▶ **Task instructions**
All of the records listed below should be retyped exactly.

▶ **Supplied material**
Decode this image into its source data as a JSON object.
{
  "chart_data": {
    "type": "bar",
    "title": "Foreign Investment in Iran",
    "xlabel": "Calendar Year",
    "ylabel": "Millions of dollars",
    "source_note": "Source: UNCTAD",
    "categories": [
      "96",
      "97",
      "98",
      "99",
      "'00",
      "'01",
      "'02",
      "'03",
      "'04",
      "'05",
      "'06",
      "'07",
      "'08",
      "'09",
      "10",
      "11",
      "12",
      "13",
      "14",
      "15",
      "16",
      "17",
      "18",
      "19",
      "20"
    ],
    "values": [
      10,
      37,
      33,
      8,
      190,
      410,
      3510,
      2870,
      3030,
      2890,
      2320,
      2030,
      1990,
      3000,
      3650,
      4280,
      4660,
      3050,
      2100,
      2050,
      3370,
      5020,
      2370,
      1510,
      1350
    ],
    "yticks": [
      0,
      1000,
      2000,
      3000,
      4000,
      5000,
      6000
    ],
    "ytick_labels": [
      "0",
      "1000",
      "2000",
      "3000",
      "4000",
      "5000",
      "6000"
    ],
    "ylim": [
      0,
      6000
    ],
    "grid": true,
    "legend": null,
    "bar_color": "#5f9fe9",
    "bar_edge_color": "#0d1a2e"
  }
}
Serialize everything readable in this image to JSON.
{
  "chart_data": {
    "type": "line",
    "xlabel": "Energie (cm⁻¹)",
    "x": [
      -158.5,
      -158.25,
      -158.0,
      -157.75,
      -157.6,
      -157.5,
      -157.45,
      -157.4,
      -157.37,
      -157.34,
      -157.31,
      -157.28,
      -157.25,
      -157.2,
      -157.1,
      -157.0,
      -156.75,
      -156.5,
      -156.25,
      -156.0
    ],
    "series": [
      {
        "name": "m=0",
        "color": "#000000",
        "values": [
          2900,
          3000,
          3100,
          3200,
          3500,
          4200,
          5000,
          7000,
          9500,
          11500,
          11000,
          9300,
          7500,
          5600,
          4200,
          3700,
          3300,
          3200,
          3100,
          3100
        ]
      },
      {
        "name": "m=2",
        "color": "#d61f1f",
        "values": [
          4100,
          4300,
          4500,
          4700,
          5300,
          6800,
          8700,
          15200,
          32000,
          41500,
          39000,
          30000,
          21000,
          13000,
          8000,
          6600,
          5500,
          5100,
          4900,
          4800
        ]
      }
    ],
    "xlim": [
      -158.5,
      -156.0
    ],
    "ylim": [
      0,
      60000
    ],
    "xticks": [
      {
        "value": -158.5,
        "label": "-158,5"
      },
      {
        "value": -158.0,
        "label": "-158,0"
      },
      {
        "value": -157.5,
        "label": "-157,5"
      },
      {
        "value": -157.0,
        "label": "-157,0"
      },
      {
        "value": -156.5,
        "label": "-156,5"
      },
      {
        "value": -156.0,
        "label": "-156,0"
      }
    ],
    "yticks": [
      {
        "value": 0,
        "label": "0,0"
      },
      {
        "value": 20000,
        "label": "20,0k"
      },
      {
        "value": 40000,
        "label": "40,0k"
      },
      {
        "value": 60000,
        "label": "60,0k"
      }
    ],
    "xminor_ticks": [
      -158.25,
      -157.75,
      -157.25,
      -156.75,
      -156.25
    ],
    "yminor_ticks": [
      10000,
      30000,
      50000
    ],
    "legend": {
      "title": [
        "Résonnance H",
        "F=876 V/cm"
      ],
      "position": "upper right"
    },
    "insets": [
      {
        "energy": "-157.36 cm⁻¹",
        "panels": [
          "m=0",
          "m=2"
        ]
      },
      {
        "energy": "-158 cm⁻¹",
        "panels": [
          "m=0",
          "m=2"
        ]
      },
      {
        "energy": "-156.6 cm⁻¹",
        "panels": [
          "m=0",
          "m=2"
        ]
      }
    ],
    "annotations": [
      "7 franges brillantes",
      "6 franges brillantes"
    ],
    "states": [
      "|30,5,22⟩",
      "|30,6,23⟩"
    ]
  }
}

▶ **Response below**
Decode this image into its source data as a JSON object.
{
  "chart_data": {
    "type": "bar",
    "title": "Foreign Investment in Iran",
    "xlabel": "Calendar Year",
    "ylabel": "Millions of dollars",
    "source_note": "Source: UNCTAD",
    "categories": [
      "96",
      "97",
      "98",
      "99",
      "'00",
      "'01",
      "'02",
      "'03",
      "'04",
      "'05",
      "'06",
      "'07",
      "'08",
      "'09",
      "10",
      "11",
      "12",
      "13",
      "14",
      "15",
      "16",
      "17",
      "18",
      "19",
      "20"
    ],
    "values": [
      10,
      37,
      33,
      8,
      190,
      410,
      3510,
      2870,
      3030,
      2890,
      2320,
      2030,
      1990,
      3000,
      3650,
      4280,
      4660,
      3050,
      2100,
      2050,
      3370,
      5020,
      2370,
      1510,
      1350
    ],
    "yticks": [
      0,
      1000,
      2000,
      3000,
      4000,
      5000,
      6000
    ],
    "ytick_labels": [
      "0",
      "1000",
      "2000",
      "3000",
      "4000",
      "5000",
      "6000"
    ],
    "ylim": [
      0,
      6000
    ],
    "grid": true,
    "legend": null,
    "bar_color": "#5f9fe9",
    "bar_edge_color": "#0d1a2e"
  }
}
Serialize everything readable in this image to JSON.
{
  "chart_data": {
    "type": "line",
    "xlabel": "Energie (cm⁻¹)",
    "x": [
      -158.5,
      -158.25,
      -158.0,
      -157.75,
      -157.6,
      -157.5,
      -157.45,
      -157.4,
      -157.37,
      -157.34,
      -157.31,
      -157.28,
      -157.25,
      -157.2,
      -157.1,
      -157.0,
      -156.75,
      -156.5,
      -156.25,
      -156.0
    ],
    "series": [
      {
        "name": "m=0",
        "color": "#000000",
        "values": [
          2900,
          3000,
          3100,
          3200,
          3500,
          4200,
          5000,
          7000,
          9500,
          11500,
          11000,
          9300,
          7500,
          5600,
          4200,
          3700,
          3300,
          3200,
          3100,
          3100
        ]
      },
      {
        "name": "m=2",
        "color": "#d61f1f",
        "values": [
          4100,
          4300,
          4500,
          4700,
          5300,
          6800,
          8700,
          15200,
          32000,
          41500,
          39000,
          30000,
          21000,
          13000,
          8000,
          6600,
          5500,
          5100,
          4900,
          4800
        ]
      }
    ],
    "xlim": [
      -158.5,
      -156.0
    ],
    "ylim": [
      0,
      60000
    ],
    "xticks": [
      {
        "value": -158.5,
        "label": "-158,5"
      },
      {
        "value": -158.0,
        "label": "-158,0"
      },
      {
        "value": -157.5,
        "label": "-157,5"
      },
      {
        "value": -157.0,
        "label": "-157,0"
      },
      {
        "value": -156.5,
        "label": "-156,5"
      },
      {
        "value": -156.0,
        "label": "-156,0"
      }
    ],
    "yticks": [
      {
        "value": 0,
        "label": "0,0"
      },
      {
        "value": 20000,
        "label": "20,0k"
      },
      {
        "value": 40000,
        "label": "40,0k"
      },
      {
        "value": 60000,
        "label": "60,0k"
      }
    ],
    "xminor_ticks": [
      -158.25,
      -157.75,
      -157.25,
      -156.75,
      -156.25
    ],
    "yminor_ticks": [
      10000,
      30000,
      50000
    ],
    "legend": {
      "title": [
        "Résonnance H",
        "F=876 V/cm"
      ],
      "position": "upper right"
    },
    "insets": [
      {
        "energy": "-157.36 cm⁻¹",
        "panels": [
          "m=0",
          "m=2"
        ]
      },
      {
        "energy": "-158 cm⁻¹",
        "panels": [
          "m=0",
          "m=2"
        ]
      },
      {
        "energy": "-156.6 cm⁻¹",
        "panels": [
          "m=0",
          "m=2"
        ]
      }
    ],
    "annotations": [
      "7 franges brillantes",
      "6 franges brillantes"
    ],
    "states": [
      "|30,5,22⟩",
      "|30,6,23⟩"
    ]
  }
}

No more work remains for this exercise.